▶ Your goal
In the listing below, count each line containing "behaviors" and answer with the count only.
-- start Entries provided --
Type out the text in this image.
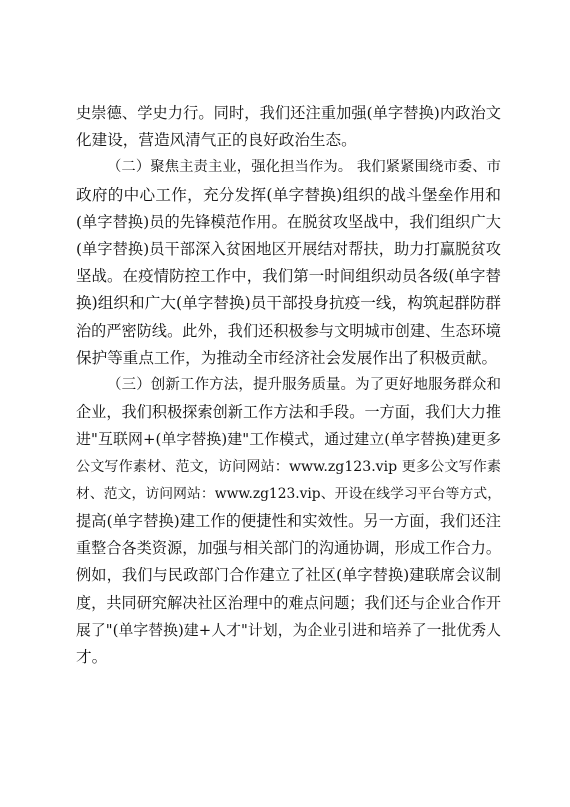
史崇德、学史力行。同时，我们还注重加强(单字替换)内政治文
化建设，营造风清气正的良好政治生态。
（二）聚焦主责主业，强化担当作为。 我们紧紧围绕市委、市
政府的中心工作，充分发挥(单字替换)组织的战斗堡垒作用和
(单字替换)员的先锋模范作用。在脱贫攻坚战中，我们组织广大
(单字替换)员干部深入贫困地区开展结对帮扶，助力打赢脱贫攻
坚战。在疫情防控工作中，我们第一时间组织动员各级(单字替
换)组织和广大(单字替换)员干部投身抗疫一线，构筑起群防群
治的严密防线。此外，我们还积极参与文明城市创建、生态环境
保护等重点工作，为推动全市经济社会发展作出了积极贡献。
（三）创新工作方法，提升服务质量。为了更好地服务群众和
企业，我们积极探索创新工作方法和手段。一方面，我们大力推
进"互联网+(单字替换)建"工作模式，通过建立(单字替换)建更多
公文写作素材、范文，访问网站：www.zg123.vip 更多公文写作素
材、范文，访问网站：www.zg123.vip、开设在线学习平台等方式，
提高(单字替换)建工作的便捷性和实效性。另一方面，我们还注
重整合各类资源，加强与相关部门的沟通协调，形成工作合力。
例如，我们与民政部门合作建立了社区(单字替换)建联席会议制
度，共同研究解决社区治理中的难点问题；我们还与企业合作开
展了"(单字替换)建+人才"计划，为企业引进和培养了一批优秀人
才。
-- end Entries provided --
-- start Entries provided --
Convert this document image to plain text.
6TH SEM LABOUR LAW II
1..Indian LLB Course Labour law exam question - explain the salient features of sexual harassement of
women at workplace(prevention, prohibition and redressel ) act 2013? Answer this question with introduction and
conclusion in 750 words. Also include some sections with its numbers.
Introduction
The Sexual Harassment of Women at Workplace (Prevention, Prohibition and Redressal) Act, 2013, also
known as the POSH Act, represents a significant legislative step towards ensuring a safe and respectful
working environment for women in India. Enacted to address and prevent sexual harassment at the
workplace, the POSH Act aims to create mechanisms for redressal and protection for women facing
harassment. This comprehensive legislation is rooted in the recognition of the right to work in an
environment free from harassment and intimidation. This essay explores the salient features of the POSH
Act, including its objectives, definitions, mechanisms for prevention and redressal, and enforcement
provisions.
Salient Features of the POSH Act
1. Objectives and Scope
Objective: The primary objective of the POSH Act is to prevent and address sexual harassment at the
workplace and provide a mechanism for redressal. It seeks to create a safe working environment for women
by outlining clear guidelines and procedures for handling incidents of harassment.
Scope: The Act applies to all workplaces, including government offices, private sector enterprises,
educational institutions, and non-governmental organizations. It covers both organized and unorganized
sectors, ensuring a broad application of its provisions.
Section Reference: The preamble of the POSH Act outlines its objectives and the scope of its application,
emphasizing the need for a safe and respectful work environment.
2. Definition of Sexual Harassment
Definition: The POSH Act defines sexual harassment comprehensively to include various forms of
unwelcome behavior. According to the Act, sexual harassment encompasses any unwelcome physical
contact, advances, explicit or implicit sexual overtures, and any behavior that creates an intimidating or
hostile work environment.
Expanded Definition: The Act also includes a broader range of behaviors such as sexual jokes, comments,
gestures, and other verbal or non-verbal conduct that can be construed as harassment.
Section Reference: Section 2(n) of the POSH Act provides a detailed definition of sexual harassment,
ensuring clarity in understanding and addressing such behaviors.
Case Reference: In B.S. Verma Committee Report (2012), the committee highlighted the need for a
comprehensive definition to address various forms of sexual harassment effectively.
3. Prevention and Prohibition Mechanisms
-- end Entries provided --
-- start Entries provided --
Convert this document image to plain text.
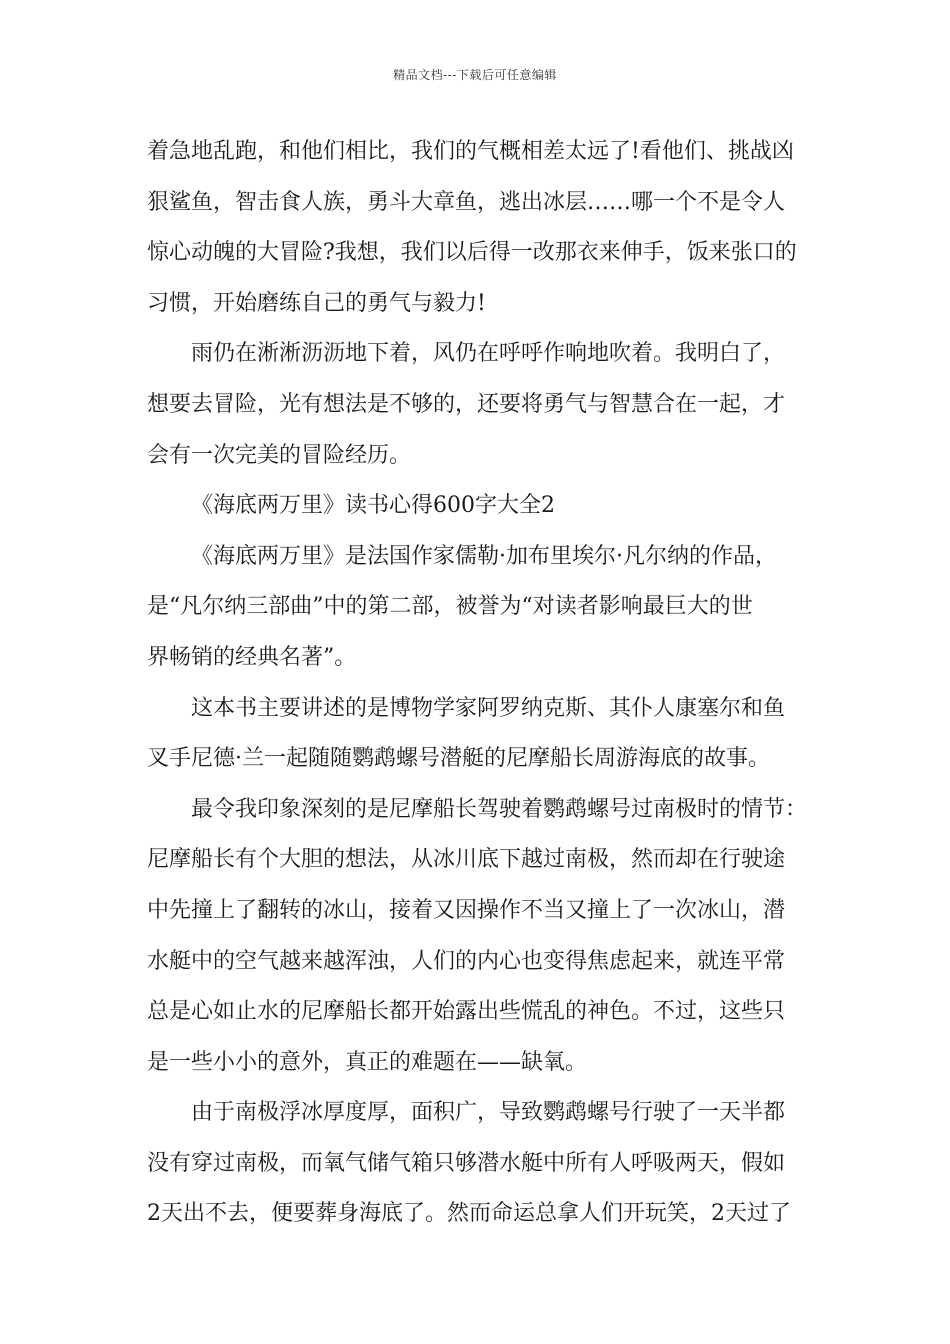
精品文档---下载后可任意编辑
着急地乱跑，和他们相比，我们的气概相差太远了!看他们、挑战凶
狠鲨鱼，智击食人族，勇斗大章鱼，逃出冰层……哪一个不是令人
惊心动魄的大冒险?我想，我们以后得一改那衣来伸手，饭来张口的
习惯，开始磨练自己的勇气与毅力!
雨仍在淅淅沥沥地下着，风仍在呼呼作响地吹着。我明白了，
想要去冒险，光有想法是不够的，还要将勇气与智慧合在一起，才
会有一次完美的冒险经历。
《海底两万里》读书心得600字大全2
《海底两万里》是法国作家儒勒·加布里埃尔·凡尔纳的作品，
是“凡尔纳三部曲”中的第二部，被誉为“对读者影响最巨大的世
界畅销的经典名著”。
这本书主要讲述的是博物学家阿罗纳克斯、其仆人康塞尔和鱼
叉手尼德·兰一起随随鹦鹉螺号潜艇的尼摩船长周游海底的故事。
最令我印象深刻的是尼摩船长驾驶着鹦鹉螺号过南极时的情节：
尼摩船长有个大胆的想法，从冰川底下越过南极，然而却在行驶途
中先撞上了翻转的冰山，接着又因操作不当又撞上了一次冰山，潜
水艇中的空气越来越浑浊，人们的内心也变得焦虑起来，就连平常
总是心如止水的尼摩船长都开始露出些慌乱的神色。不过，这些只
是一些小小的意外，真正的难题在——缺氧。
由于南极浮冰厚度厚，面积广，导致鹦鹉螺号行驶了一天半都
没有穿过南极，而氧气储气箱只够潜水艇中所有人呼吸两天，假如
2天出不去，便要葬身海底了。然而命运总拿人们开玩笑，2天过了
-- end Entries provided --
▶ Response for this exercise
2